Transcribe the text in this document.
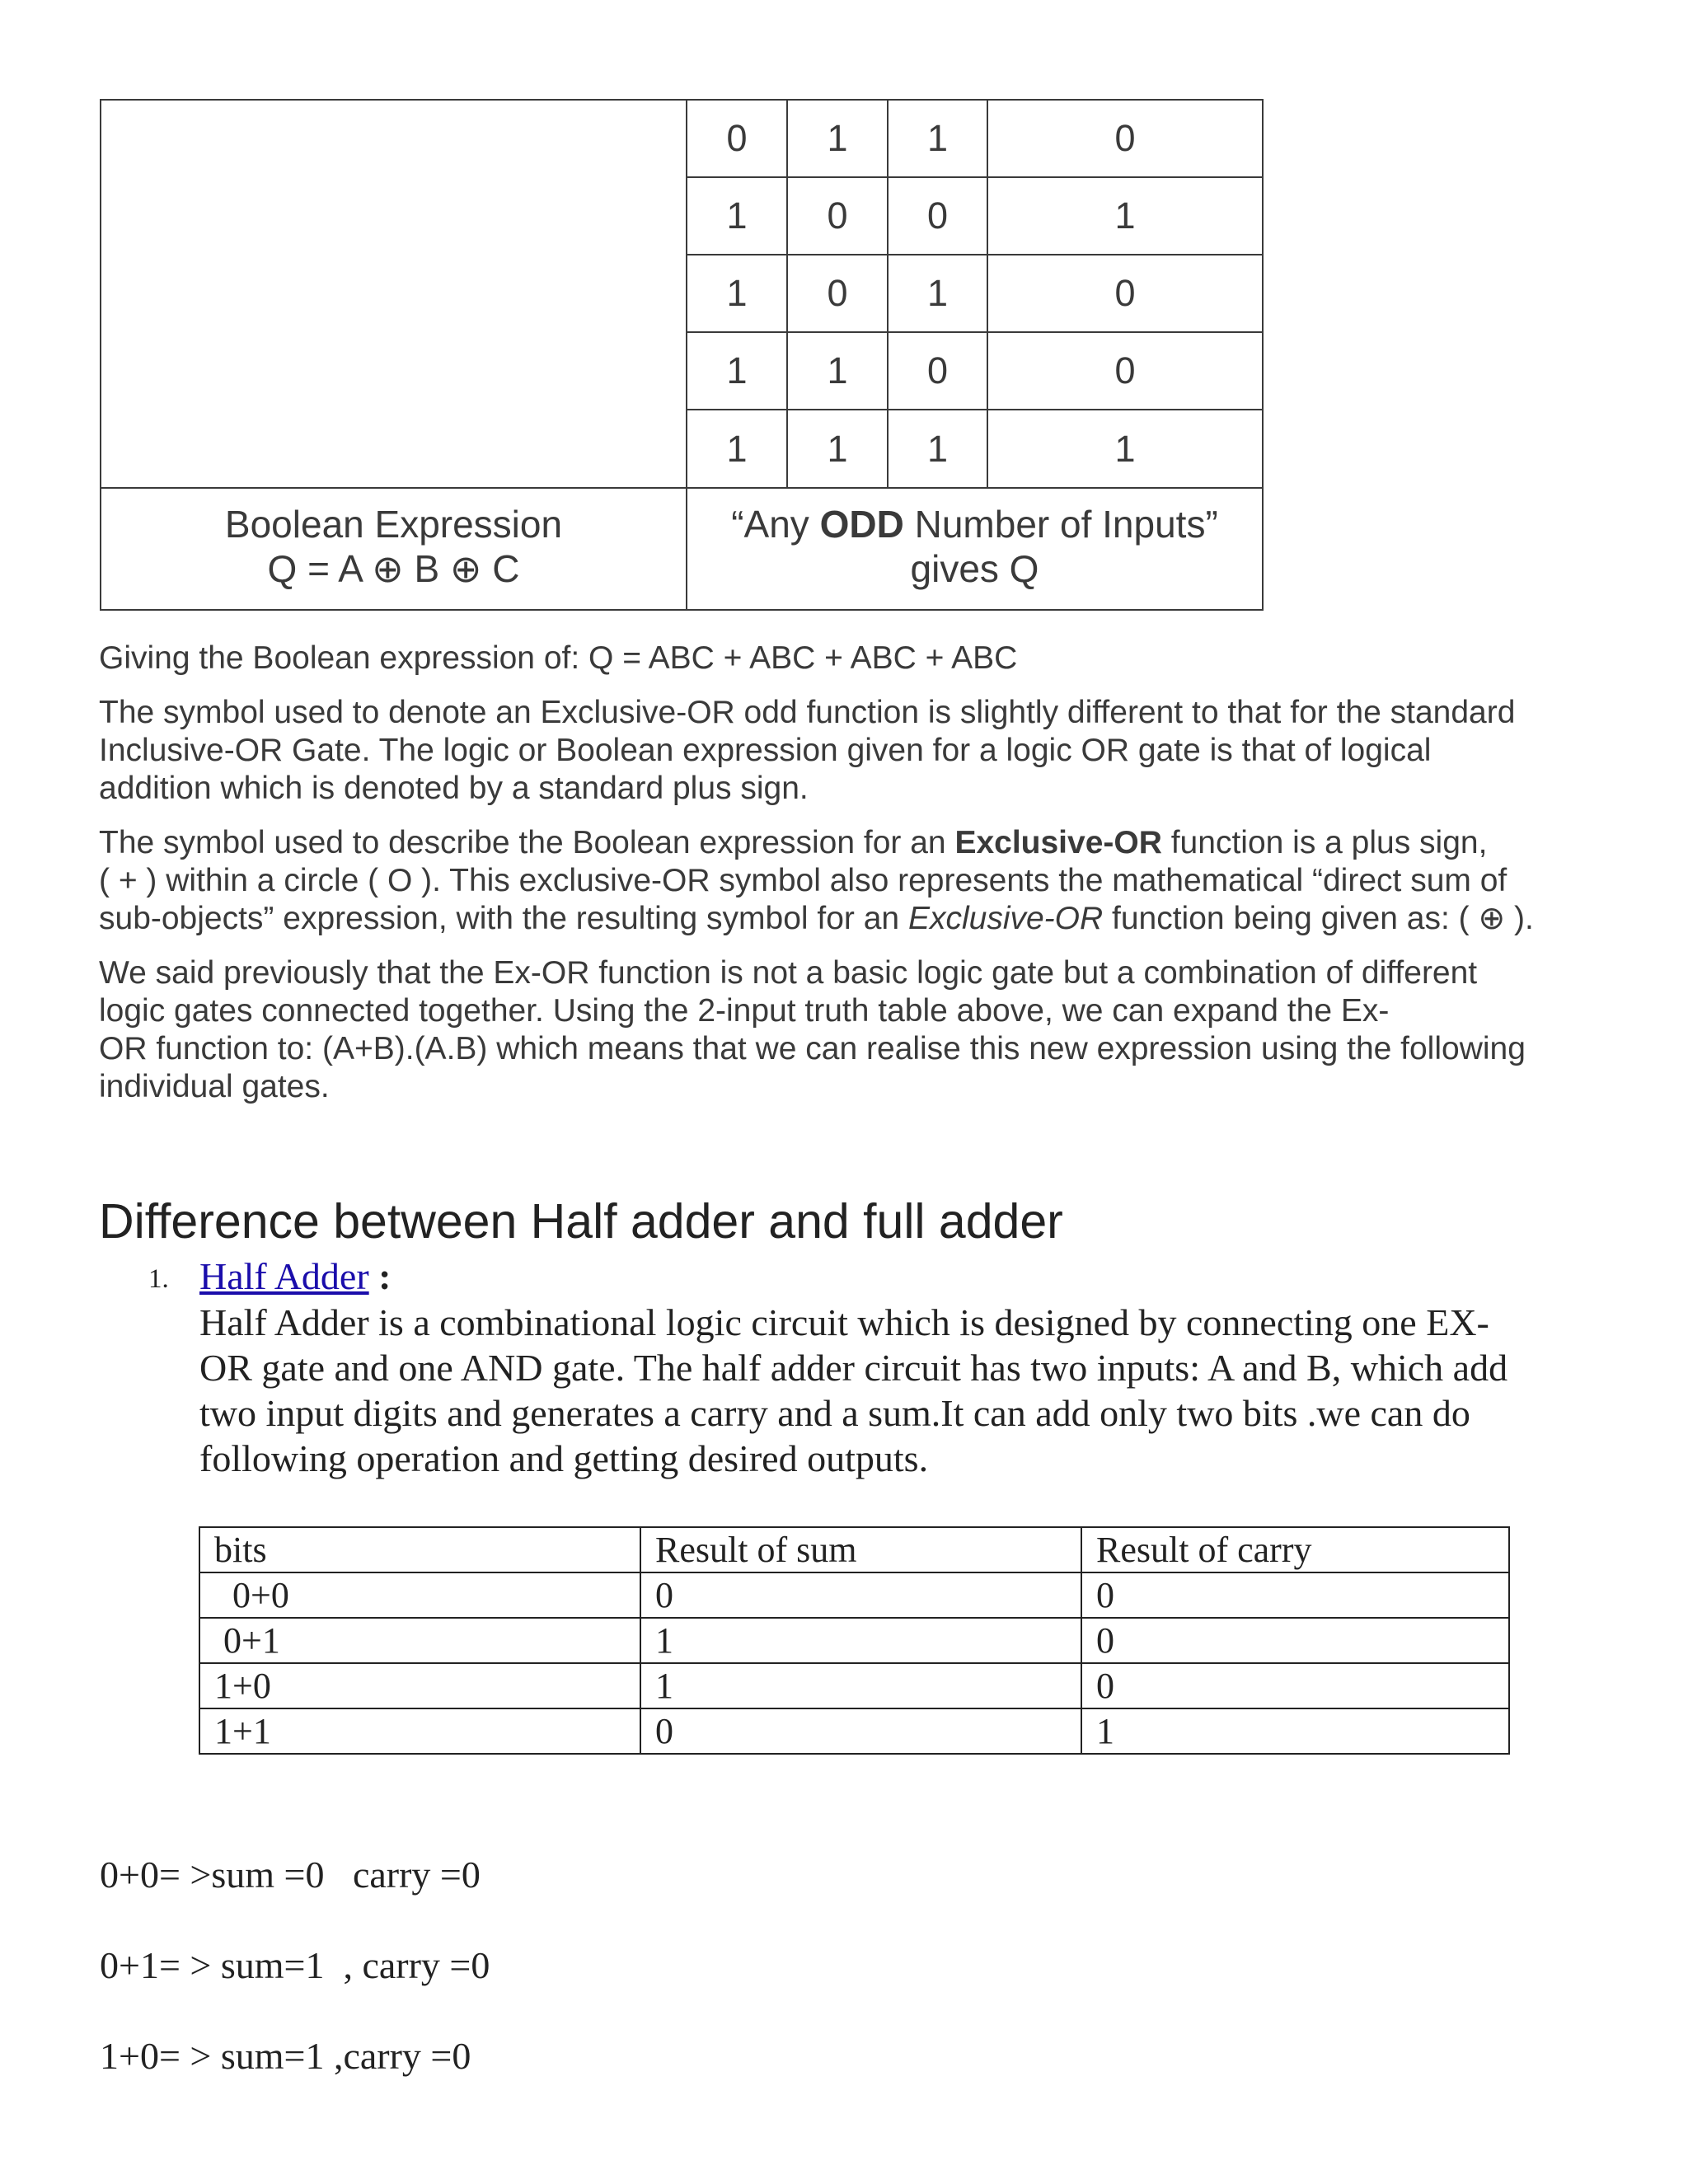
0	1	1	0
1	0	0	1
1	0	1	0
1	1	0	0
1	1	1	1
Boolean Expression
Q = A ⊕ B ⊕ C
“Any ODD Number of Inputs”
gives Q

Giving the Boolean expression of: Q = ABC + ABC + ABC + ABC

The symbol used to denote an Exclusive-OR odd function is slightly different to that for the standard
Inclusive-OR Gate. The logic or Boolean expression given for a logic OR gate is that of logical
addition which is denoted by a standard plus sign.

The symbol used to describe the Boolean expression for an Exclusive-OR function is a plus sign,
( + ) within a circle ( O ). This exclusive-OR symbol also represents the mathematical “direct sum of
sub-objects” expression, with the resulting symbol for an Exclusive-OR function being given as: ( ⊕ ).

We said previously that the Ex-OR function is not a basic logic gate but a combination of different
logic gates connected together. Using the 2-input truth table above, we can expand the Ex-
OR function to: (A+B).(A.B) which means that we can realise this new expression using the following
individual gates.

Difference between Half adder and full adder
1. Half Adder :
Half Adder is a combinational logic circuit which is designed by connecting one EX-
OR gate and one AND gate. The half adder circuit has two inputs: A and B, which add
two input digits and generates a carry and a sum.It can add only two bits .we can do
following operation and getting desired outputs.
bits	Result of sum	Result of carry
0+0	0	0
0+1	1	0
1+0	1	0
1+1	0	1

0+0= >sum =0   carry =0

0+1= > sum=1  , carry =0

1+0= > sum=1 ,carry =0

+++

### [WORK TO BE COMPLETED]
Images do not belong in the copy; reproduce all other parts of the records above verbatim.

### [SOLVED PROBLEM]
Transcribe the text in this document.
0	1	1	0
1	0	0	1
1	0	1	0
1	1	0	0
1	1	1	1
Boolean Expression
Q = A ⊕ B ⊕ C
“Any ODD Number of Inputs”
gives Q

Giving the Boolean expression of: Q = ABC + ABC + ABC + ABC

The symbol used to denote an Exclusive-OR odd function is slightly different to that for the standard
Inclusive-OR Gate. The logic or Boolean expression given for a logic OR gate is that of logical
addition which is denoted by a standard plus sign.

The symbol used to describe the Boolean expression for an Exclusive-OR function is a plus sign,
( + ) within a circle ( O ). This exclusive-OR symbol also represents the mathematical “direct sum of
sub-objects” expression, with the resulting symbol for an Exclusive-OR function being given as: ( ⊕ ).

We said previously that the Ex-OR function is not a basic logic gate but a combination of different
logic gates connected together. Using the 2-input truth table above, we can expand the Ex-
OR function to: (A+B).(A.B) which means that we can realise this new expression using the following
individual gates.

Difference between Half adder and full adder
1. Half Adder :
Half Adder is a combinational logic circuit which is designed by connecting one EX-
OR gate and one AND gate. The half adder circuit has two inputs: A and B, which add
two input digits and generates a carry and a sum.It can add only two bits .we can do
following operation and getting desired outputs.
bits	Result of sum	Result of carry
0+0	0	0
0+1	1	0
1+0	1	0
1+1	0	1

0+0= >sum =0   carry =0

0+1= > sum=1  , carry =0

1+0= > sum=1 ,carry =0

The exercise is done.